PROMPT —
Review the material line by line. Identify and copy every line that contains the string "your".
Start of DATASET RECORDS
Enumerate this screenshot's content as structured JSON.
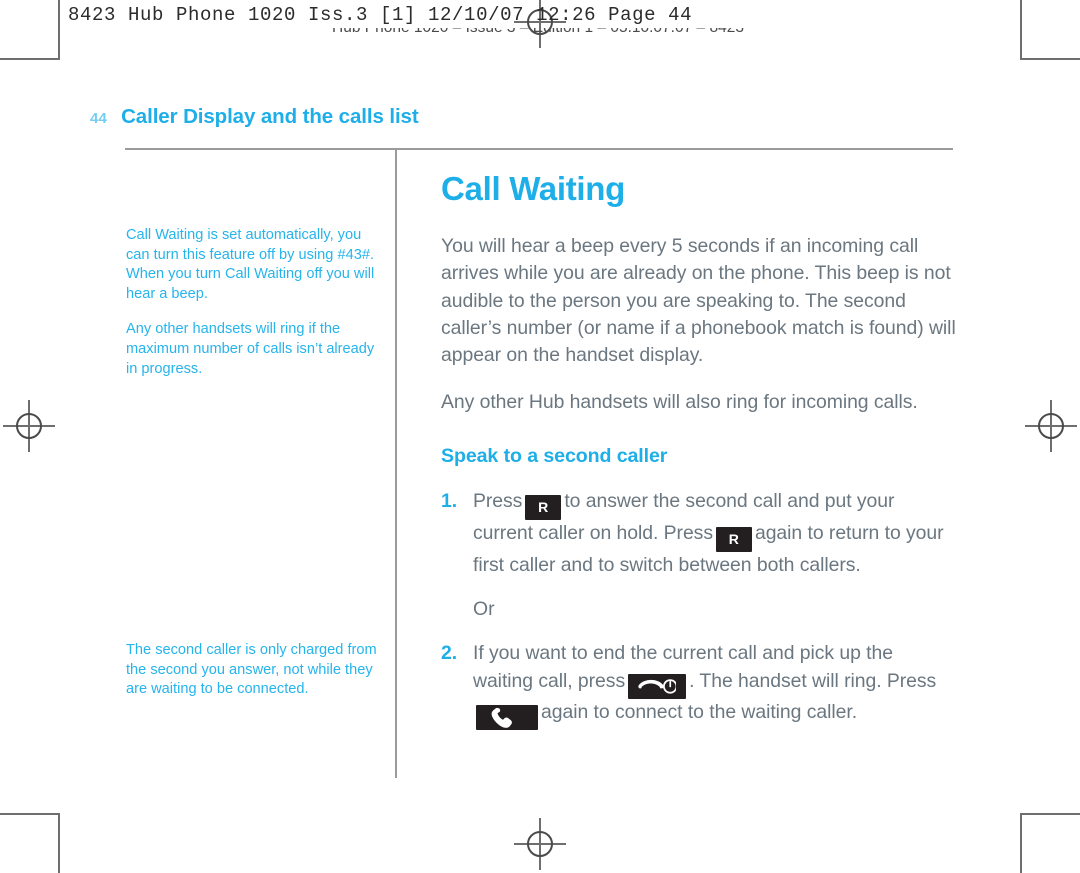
{
  "slug": {
    "primary": "8423 Hub Phone 1020 Iss.3 [1]  12/10/07  12:26  Page 44",
    "secondary": "Hub Phone 1020 – Issue 3 – Edition 1 – 05.10.07.07 – 8423"
  },
  "running_head": {
    "folio": "44",
    "title": "Caller Display and the calls list"
  },
  "sidenotes": {
    "upper": [
      "Call Waiting is set automatically, you can turn this feature off by using #43#. When you turn Call Waiting off you will hear a beep.",
      "Any other handsets will ring if the maximum number of calls isn’t already in progress."
    ],
    "lower": "The second caller is only charged from the second you answer, not while they are waiting to be connected."
  },
  "main": {
    "title": "Call Waiting",
    "paragraphs": [
      "You will hear a beep every 5 seconds if an incoming call arrives while you are already on the phone. This beep is not audible to the person you are speaking to. The second caller’s number (or name if a phonebook match is found) will appear on the handset display.",
      "Any other Hub handsets will also ring for incoming calls."
    ],
    "subheading": "Speak to a second caller",
    "steps": [
      {
        "number": "1.",
        "text_1": "Press",
        "key_1": "R",
        "text_2": "to answer the second call and put your current caller on hold. Press",
        "key_2": "R",
        "text_3": "again to return to your first caller and to switch between both callers."
      },
      {
        "number": "2.",
        "text_1": "If you want to end the current call and pick up the waiting call, press",
        "key_1": "end-call-icon",
        "text_2": ". The handset will ring. Press",
        "key_2": "answer-call-icon",
        "text_3": "again to connect to the waiting caller."
      }
    ],
    "or_label": "Or"
  },
  "colors": {
    "accent_blue": "#1eaee8",
    "note_blue": "#26b4ec",
    "folio_blue": "#74cdf0",
    "body_grey": "#6b7780",
    "rule_grey": "#9a9a9a",
    "keycap_black": "#231f20"
  }
}
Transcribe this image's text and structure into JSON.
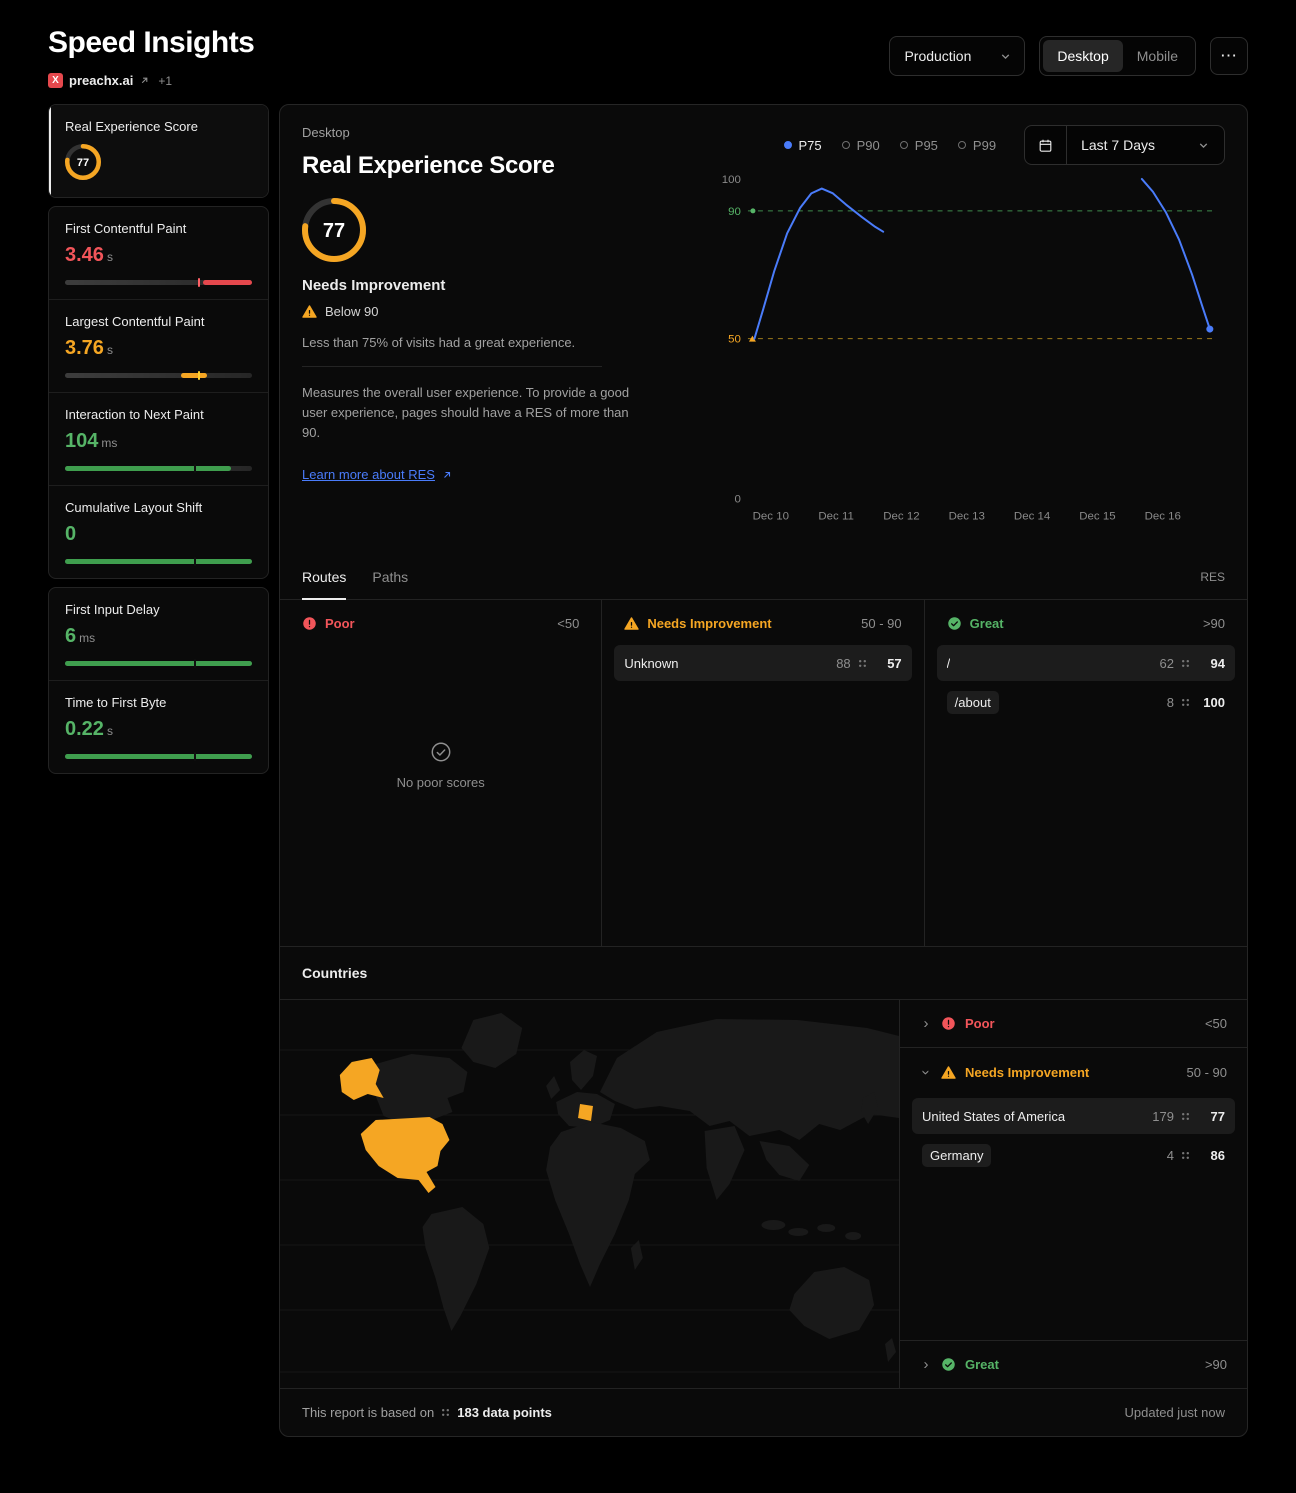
{
  "header": {
    "title": "Speed Insights",
    "project": {
      "logo_letter": "X",
      "name": "preachx.ai",
      "extra": "+1"
    },
    "environment": "Production",
    "device_toggle": {
      "options": [
        "Desktop",
        "Mobile"
      ],
      "active": "Desktop"
    }
  },
  "sidebar": {
    "groups": [
      [
        0
      ],
      [
        1,
        2,
        3,
        4
      ],
      [
        5,
        6
      ]
    ],
    "items": [
      {
        "id": "res",
        "label": "Real Experience Score",
        "type": "gauge",
        "value": "77",
        "selected": true
      },
      {
        "id": "fcp",
        "label": "First Contentful Paint",
        "value": "3.46",
        "unit": "s",
        "value_color": "#f2555a",
        "bar": {
          "fill_color": "#e5484d",
          "fill_start": 74,
          "fill_end": 100,
          "marker_pct": 71,
          "marker_color": "#ff6166"
        }
      },
      {
        "id": "lcp",
        "label": "Largest Contentful Paint",
        "value": "3.76",
        "unit": "s",
        "value_color": "#f5a623",
        "bar": {
          "fill_color": "#f5a623",
          "fill_start": 62,
          "fill_end": 76,
          "marker_pct": 71,
          "marker_color": "#ffd02e"
        }
      },
      {
        "id": "inp",
        "label": "Interaction to Next Paint",
        "value": "104",
        "unit": "ms",
        "value_color": "#56b467",
        "bar": {
          "fill_color": "#3f9e4e",
          "fill_start": 0,
          "fill_end": 89,
          "marker_pct": 69,
          "marker_color": "#101010"
        }
      },
      {
        "id": "cls",
        "label": "Cumulative Layout Shift",
        "value": "0",
        "unit": "",
        "value_color": "#56b467",
        "bar": {
          "fill_color": "#3f9e4e",
          "fill_start": 0,
          "fill_end": 100,
          "marker_pct": 69,
          "marker_color": "#101010"
        }
      },
      {
        "id": "fid",
        "label": "First Input Delay",
        "value": "6",
        "unit": "ms",
        "value_color": "#56b467",
        "bar": {
          "fill_color": "#3f9e4e",
          "fill_start": 0,
          "fill_end": 100,
          "marker_pct": 69,
          "marker_color": "#101010"
        }
      },
      {
        "id": "ttfb",
        "label": "Time to First Byte",
        "value": "0.22",
        "unit": "s",
        "value_color": "#56b467",
        "bar": {
          "fill_color": "#3f9e4e",
          "fill_start": 0,
          "fill_end": 100,
          "marker_pct": 69,
          "marker_color": "#101010"
        }
      }
    ]
  },
  "main": {
    "device_label": "Desktop",
    "title": "Real Experience Score",
    "score": "77",
    "score_status": "Needs Improvement",
    "score_note": "Below 90",
    "score_subtitle": "Less than 75% of visits had a great experience.",
    "description": "Measures the overall user experience. To provide a good user experience, pages should have a RES of more than 90.",
    "learn_more": "Learn more about RES",
    "percentiles": [
      {
        "label": "P75",
        "active": true
      },
      {
        "label": "P90",
        "active": false
      },
      {
        "label": "P95",
        "active": false
      },
      {
        "label": "P99",
        "active": false
      }
    ],
    "date_range": "Last 7 Days"
  },
  "chart_data": {
    "type": "line",
    "title": "Real Experience Score trend",
    "x_domain": [
      -0.35,
      6.8
    ],
    "ylim": [
      0,
      100
    ],
    "x_ticks": [
      "Dec 10",
      "Dec 11",
      "Dec 12",
      "Dec 13",
      "Dec 14",
      "Dec 15",
      "Dec 16"
    ],
    "y_ticks": [
      {
        "label": "100",
        "value": 100,
        "color": "#8a8a8a"
      },
      {
        "label": "90",
        "value": 90,
        "color": "#56b467",
        "marker": "dot"
      },
      {
        "label": "50",
        "value": 50,
        "color": "#f5a623",
        "marker": "triangle"
      },
      {
        "label": "0",
        "value": 0,
        "color": "#8a8a8a"
      }
    ],
    "reference_lines": [
      {
        "value": 90,
        "color": "#3f8a4c",
        "style": "dashed"
      },
      {
        "value": 50,
        "color": "#9c7a1a",
        "style": "dashed"
      }
    ],
    "legend": [
      "P75",
      "P90",
      "P95",
      "P99"
    ],
    "selected_series": "P75",
    "series": [
      {
        "name": "P75",
        "color": "#4a7cfa",
        "segments": [
          [
            [
              -0.25,
              50
            ],
            [
              -0.12,
              59
            ],
            [
              0.05,
              71
            ],
            [
              0.25,
              83
            ],
            [
              0.45,
              91
            ],
            [
              0.62,
              95.5
            ],
            [
              0.78,
              97
            ],
            [
              0.95,
              95.5
            ],
            [
              1.15,
              92
            ],
            [
              1.4,
              88
            ],
            [
              1.6,
              85
            ],
            [
              1.72,
              83.5
            ]
          ],
          [
            [
              5.68,
              100
            ],
            [
              5.85,
              96
            ],
            [
              6.05,
              89.5
            ],
            [
              6.25,
              81
            ],
            [
              6.45,
              70
            ],
            [
              6.6,
              60.5
            ],
            [
              6.72,
              53
            ]
          ]
        ]
      }
    ]
  },
  "routes_section": {
    "tabs": [
      {
        "label": "Routes",
        "active": true
      },
      {
        "label": "Paths",
        "active": false
      }
    ],
    "metric_label": "RES",
    "columns": [
      {
        "id": "poor",
        "label": "Poor",
        "range": "<50",
        "color": "#f2555a",
        "icon": "alert-circle",
        "empty_text": "No poor scores",
        "rows": []
      },
      {
        "id": "needs-improvement",
        "label": "Needs Improvement",
        "range": "50 - 90",
        "color": "#f5a623",
        "icon": "warning-triangle",
        "rows": [
          {
            "name": "Unknown",
            "count": "88",
            "score": "57",
            "highlight": true
          }
        ]
      },
      {
        "id": "great",
        "label": "Great",
        "range": ">90",
        "color": "#56b467",
        "icon": "check-circle",
        "rows": [
          {
            "name": "/",
            "count": "62",
            "score": "94",
            "highlight": true
          },
          {
            "name": "/about",
            "count": "8",
            "score": "100",
            "chip": true
          }
        ]
      }
    ]
  },
  "countries_section": {
    "title": "Countries",
    "map": {
      "highlight_color": "#f5a623",
      "land_color": "#191919",
      "highlighted": [
        "United States of America",
        "Germany"
      ]
    },
    "groups": [
      {
        "id": "poor",
        "label": "Poor",
        "range": "<50",
        "color": "#f2555a",
        "icon": "alert-circle",
        "expanded": false,
        "rows": []
      },
      {
        "id": "needs-improvement",
        "label": "Needs Improvement",
        "range": "50 - 90",
        "color": "#f5a623",
        "icon": "warning-triangle",
        "expanded": true,
        "rows": [
          {
            "name": "United States of America",
            "count": "179",
            "score": "77",
            "highlight": true
          },
          {
            "name": "Germany",
            "count": "4",
            "score": "86",
            "chip": true
          }
        ]
      },
      {
        "id": "great",
        "label": "Great",
        "range": ">90",
        "color": "#56b467",
        "icon": "check-circle",
        "expanded": false,
        "rows": []
      }
    ]
  },
  "footer": {
    "prefix": "This report is based on",
    "data_points": "183 data points",
    "updated": "Updated just now"
  }
}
End of DATASET RECORDS
RESPONSE TO THE EXERCISE —
        "text_2": "to answer the second call and put your current caller on hold. Press",
        "text_3": "again to return to your first caller and to switch between both callers."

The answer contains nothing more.